Figure content listings:
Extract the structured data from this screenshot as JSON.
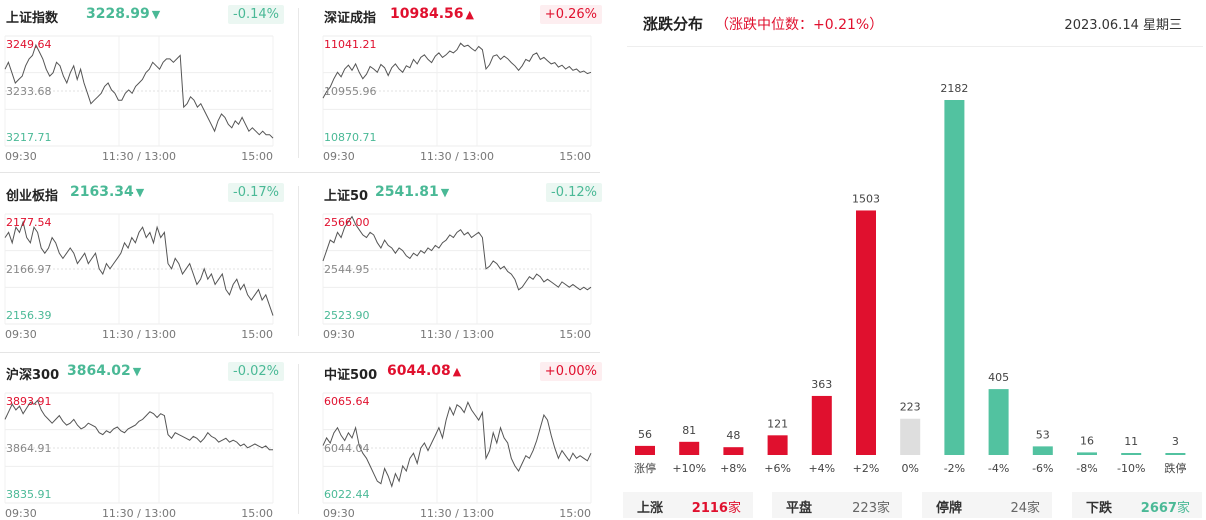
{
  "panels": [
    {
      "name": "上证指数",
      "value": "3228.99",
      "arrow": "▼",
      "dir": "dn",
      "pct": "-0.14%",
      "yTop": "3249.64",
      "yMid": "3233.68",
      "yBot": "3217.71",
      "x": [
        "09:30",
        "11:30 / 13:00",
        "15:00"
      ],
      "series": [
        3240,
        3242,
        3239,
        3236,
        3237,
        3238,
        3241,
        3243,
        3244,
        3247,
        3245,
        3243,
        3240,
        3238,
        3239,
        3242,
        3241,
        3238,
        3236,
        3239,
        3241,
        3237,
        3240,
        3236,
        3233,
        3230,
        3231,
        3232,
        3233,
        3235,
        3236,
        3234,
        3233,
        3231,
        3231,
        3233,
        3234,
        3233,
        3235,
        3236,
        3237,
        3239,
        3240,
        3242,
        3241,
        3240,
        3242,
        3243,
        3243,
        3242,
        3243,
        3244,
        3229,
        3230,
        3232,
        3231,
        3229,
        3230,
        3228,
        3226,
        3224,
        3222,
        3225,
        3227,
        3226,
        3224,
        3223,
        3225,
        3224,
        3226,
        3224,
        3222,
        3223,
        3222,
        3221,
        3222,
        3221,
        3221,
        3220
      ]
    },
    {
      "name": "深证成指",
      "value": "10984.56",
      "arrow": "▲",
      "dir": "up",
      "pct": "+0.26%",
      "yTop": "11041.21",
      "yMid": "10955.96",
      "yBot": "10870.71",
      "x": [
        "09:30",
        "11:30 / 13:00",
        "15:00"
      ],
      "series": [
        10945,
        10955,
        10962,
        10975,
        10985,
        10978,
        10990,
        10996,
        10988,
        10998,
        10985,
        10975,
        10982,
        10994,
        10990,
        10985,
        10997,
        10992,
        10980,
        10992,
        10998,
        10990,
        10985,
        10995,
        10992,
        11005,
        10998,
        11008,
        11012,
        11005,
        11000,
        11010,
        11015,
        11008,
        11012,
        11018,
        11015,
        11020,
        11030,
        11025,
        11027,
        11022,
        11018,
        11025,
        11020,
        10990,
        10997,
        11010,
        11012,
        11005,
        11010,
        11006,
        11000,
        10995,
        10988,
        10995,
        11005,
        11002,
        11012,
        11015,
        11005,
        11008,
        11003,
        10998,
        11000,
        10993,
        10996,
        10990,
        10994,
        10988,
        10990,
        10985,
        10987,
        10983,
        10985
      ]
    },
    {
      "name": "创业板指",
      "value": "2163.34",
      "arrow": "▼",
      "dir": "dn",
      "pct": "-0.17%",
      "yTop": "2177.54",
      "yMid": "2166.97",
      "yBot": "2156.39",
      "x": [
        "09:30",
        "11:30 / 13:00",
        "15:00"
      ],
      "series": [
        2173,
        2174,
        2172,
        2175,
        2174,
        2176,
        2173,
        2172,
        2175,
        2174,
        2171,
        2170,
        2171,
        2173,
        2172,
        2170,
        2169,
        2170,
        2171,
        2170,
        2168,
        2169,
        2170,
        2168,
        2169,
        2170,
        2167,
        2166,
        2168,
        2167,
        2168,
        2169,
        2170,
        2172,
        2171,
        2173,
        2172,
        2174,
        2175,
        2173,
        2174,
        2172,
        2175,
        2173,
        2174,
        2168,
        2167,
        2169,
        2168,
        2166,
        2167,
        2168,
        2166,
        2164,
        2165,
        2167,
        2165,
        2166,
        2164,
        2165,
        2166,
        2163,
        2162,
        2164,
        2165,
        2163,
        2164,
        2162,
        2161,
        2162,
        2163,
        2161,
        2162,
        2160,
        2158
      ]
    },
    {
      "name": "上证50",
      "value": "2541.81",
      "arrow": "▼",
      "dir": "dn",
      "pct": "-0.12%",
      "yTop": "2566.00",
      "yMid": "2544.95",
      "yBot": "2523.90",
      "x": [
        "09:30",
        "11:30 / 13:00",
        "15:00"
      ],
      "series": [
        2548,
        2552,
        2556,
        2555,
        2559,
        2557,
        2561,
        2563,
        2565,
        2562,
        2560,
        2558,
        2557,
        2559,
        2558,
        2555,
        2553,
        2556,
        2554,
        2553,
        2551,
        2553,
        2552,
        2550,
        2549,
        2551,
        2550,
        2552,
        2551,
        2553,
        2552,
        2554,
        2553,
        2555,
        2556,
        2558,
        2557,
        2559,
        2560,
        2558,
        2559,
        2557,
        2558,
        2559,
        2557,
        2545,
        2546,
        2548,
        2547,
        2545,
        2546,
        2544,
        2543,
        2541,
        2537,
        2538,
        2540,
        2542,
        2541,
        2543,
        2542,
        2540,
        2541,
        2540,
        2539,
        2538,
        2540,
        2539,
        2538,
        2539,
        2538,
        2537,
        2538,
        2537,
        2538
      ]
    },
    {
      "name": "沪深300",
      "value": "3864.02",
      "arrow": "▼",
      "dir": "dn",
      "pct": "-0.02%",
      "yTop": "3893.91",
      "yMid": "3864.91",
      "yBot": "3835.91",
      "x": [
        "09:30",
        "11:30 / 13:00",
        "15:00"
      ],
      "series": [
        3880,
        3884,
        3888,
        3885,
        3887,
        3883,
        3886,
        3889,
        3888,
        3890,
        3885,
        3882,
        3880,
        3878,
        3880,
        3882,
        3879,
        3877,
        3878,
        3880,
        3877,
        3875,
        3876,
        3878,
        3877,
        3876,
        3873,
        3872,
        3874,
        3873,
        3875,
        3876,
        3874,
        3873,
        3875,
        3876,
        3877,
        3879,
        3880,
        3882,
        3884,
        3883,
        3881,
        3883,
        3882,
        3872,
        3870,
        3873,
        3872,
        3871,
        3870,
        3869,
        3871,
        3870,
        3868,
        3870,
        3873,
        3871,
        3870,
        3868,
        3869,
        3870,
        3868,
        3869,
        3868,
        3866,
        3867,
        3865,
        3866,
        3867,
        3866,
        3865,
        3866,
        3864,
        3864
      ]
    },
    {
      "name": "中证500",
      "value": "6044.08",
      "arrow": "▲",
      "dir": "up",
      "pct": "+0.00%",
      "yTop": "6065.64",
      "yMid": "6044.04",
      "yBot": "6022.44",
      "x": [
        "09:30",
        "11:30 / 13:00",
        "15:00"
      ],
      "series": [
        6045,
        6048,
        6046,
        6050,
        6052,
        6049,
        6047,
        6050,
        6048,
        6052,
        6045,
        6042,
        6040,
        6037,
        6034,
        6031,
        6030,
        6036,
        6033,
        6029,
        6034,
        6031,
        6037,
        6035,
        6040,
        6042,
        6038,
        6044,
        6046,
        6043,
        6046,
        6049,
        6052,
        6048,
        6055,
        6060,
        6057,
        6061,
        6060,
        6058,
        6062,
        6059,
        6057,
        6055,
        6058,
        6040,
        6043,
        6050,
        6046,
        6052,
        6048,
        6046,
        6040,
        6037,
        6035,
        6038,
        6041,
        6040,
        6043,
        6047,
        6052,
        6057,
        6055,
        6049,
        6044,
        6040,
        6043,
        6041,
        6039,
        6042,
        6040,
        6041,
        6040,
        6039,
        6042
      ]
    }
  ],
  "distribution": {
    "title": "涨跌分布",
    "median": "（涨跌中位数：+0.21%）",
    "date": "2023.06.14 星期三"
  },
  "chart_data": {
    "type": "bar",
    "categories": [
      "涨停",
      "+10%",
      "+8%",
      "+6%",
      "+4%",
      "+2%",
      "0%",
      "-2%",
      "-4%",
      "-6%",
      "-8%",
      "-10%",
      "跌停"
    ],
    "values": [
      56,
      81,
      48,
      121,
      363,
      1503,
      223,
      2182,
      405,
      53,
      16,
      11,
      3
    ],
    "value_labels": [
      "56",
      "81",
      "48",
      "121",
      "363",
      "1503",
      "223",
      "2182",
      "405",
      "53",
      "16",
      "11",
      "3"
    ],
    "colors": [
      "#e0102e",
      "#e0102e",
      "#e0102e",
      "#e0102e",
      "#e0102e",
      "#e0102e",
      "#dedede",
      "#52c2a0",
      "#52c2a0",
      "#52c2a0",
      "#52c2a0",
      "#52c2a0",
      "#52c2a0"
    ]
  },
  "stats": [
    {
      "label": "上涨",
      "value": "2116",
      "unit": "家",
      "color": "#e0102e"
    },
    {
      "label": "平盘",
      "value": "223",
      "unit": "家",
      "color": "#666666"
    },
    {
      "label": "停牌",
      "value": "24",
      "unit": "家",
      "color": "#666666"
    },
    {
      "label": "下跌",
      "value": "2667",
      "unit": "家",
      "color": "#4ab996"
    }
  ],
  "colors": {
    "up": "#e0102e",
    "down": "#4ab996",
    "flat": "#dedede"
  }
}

EXERCISE DETAILS ::
Track down every line with the word "yBot" and copy it.

REPLY ::
      "yBot": "3217.71",
      "yBot": "10870.71",
      "yBot": "2156.39",
      "yBot": "2523.90",
      "yBot": "3835.91",
      "yBot": "6022.44",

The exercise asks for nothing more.